**Written task**
Please count the lines in the listing below where the word "strength" appears. Give the number only.
>> Start
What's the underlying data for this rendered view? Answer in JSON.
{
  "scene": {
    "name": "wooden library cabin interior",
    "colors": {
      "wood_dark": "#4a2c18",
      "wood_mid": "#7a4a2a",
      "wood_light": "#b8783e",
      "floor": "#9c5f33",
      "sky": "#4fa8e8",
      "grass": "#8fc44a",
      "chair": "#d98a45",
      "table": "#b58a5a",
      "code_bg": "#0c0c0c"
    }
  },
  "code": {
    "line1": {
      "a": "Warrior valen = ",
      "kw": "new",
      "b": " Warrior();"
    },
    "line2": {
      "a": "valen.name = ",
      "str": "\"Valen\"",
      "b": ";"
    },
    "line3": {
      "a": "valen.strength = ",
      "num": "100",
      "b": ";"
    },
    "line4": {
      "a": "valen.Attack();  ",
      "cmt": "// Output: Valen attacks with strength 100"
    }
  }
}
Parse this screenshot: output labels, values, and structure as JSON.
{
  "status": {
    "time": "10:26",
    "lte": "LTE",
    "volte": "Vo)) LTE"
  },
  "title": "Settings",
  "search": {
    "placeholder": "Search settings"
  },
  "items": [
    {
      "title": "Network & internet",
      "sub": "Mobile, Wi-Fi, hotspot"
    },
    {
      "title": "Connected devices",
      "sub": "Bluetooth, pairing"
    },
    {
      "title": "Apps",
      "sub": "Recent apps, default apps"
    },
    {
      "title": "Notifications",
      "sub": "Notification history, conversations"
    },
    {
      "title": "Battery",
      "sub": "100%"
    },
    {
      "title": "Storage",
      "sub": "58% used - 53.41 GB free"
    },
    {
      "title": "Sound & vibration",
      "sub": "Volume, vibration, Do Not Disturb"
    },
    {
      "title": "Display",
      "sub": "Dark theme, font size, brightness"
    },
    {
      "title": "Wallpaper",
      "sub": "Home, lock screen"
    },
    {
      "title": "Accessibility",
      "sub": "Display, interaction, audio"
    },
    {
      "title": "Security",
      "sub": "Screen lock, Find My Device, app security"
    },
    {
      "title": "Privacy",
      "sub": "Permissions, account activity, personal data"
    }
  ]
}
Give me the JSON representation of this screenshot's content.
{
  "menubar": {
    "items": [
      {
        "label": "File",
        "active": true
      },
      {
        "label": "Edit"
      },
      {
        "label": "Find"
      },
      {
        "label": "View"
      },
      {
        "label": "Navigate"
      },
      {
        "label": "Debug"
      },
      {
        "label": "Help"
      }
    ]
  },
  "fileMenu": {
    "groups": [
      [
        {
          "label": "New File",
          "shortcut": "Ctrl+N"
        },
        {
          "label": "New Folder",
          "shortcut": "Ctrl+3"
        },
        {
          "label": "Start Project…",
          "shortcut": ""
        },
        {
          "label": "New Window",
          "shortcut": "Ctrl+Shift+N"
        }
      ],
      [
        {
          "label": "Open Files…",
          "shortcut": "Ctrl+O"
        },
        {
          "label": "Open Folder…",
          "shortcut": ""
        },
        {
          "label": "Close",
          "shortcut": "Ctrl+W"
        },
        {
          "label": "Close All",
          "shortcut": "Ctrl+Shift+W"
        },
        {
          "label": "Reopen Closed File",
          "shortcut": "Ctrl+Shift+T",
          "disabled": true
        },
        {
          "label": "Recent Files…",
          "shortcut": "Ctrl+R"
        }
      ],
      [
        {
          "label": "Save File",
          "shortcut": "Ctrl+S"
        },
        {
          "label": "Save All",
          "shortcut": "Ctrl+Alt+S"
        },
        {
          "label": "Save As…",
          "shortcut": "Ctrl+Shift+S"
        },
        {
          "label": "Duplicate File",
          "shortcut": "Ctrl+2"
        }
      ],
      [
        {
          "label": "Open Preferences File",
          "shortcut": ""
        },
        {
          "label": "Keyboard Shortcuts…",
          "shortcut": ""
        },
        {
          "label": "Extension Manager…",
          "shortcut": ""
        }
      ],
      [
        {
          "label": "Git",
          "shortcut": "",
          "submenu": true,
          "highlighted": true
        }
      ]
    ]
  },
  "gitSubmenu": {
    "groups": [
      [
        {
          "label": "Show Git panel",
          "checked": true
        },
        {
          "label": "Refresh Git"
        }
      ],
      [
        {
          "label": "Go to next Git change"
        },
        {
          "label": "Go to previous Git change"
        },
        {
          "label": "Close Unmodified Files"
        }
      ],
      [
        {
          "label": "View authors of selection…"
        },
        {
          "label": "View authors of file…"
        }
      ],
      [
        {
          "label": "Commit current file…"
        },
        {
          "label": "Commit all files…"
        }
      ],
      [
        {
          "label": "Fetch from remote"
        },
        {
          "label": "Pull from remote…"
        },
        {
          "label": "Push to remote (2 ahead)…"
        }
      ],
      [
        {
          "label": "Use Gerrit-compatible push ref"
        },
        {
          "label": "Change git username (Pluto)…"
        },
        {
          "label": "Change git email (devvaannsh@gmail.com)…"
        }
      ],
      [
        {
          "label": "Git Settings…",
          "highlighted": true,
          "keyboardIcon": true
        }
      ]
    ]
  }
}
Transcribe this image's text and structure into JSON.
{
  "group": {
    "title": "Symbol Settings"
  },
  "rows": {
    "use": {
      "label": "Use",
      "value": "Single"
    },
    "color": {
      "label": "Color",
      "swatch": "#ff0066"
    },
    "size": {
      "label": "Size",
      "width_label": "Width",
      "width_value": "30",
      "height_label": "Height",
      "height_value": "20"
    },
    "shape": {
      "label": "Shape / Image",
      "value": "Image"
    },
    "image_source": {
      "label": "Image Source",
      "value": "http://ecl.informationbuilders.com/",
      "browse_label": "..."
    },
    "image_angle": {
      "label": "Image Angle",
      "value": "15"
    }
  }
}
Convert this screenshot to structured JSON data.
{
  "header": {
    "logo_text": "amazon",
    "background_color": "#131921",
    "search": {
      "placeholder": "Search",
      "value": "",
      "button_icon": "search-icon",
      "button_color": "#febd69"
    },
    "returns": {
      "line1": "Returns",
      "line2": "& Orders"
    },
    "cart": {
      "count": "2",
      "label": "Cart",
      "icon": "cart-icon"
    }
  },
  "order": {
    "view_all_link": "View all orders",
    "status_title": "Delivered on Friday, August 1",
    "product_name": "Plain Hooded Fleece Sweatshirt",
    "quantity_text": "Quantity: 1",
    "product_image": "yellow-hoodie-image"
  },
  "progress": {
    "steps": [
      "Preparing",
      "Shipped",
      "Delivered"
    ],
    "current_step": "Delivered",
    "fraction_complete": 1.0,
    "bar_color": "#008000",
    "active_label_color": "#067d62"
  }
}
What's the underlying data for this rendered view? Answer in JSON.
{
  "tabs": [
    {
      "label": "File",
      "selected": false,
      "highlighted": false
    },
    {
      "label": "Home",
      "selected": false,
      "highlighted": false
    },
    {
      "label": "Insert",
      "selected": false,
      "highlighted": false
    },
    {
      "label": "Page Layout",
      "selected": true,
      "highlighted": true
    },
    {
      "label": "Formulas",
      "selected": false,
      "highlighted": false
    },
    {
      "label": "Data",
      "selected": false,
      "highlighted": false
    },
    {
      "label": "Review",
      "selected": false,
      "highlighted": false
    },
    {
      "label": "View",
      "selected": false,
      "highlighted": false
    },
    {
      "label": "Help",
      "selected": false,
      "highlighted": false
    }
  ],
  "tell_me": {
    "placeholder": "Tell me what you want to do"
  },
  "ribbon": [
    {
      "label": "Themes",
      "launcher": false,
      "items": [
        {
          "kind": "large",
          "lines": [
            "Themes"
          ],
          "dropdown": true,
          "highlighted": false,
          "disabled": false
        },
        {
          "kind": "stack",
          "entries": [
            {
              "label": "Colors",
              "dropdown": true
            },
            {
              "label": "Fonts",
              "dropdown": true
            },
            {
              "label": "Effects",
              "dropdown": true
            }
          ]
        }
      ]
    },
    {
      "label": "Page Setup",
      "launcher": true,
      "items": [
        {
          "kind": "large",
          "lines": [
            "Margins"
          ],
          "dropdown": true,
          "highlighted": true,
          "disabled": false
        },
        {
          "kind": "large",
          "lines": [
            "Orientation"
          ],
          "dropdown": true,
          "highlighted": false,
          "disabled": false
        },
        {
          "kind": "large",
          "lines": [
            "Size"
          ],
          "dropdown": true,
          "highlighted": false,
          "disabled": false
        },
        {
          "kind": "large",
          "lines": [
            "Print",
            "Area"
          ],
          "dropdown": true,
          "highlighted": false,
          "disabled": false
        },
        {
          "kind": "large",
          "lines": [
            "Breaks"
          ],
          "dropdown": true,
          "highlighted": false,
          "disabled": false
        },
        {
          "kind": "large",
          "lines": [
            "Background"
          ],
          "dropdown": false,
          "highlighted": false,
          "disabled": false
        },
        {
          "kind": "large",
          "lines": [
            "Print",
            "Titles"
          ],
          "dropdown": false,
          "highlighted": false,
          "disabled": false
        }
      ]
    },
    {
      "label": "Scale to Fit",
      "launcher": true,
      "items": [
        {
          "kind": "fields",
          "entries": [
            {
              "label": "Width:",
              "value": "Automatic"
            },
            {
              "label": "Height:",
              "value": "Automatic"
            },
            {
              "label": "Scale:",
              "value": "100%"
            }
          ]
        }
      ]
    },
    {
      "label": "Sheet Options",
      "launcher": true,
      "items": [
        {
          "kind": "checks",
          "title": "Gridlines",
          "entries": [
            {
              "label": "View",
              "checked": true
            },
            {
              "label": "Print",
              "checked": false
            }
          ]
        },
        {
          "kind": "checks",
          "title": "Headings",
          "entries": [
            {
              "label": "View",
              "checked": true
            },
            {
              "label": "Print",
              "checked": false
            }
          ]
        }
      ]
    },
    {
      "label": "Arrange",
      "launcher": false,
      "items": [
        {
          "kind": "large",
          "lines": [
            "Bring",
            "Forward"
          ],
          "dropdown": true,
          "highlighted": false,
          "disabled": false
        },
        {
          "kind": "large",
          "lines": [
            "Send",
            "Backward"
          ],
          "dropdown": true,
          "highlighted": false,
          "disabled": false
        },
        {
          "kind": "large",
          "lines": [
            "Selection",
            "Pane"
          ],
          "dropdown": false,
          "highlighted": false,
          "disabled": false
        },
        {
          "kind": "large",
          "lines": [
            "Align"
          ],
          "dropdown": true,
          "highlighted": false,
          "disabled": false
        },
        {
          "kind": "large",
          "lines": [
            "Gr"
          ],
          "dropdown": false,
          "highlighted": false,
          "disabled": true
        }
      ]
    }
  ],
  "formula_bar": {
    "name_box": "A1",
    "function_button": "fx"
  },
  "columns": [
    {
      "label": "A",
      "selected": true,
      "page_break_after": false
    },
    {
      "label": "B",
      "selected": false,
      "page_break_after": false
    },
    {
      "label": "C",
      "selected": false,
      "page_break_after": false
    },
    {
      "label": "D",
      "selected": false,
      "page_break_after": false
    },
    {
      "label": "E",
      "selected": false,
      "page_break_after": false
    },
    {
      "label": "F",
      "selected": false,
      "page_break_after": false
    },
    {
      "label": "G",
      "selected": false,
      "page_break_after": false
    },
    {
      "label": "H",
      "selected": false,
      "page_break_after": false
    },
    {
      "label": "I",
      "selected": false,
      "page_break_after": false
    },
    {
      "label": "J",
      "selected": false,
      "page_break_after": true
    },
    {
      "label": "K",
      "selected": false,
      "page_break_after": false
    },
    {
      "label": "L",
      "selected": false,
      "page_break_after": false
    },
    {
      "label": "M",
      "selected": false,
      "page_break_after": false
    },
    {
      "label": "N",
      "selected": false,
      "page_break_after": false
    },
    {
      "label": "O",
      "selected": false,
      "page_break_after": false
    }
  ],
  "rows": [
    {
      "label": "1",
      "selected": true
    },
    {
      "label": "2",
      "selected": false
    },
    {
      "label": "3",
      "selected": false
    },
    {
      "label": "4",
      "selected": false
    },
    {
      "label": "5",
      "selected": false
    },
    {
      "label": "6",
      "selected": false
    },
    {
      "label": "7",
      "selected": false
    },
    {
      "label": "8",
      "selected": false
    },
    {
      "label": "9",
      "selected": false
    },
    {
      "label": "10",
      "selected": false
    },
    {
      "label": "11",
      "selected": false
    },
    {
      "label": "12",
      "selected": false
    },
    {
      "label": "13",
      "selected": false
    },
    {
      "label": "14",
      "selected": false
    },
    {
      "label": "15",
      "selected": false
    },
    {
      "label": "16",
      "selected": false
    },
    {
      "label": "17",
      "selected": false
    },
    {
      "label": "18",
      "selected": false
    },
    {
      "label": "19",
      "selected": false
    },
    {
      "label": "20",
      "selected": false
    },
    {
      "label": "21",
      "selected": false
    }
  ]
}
>> End
**Response**
2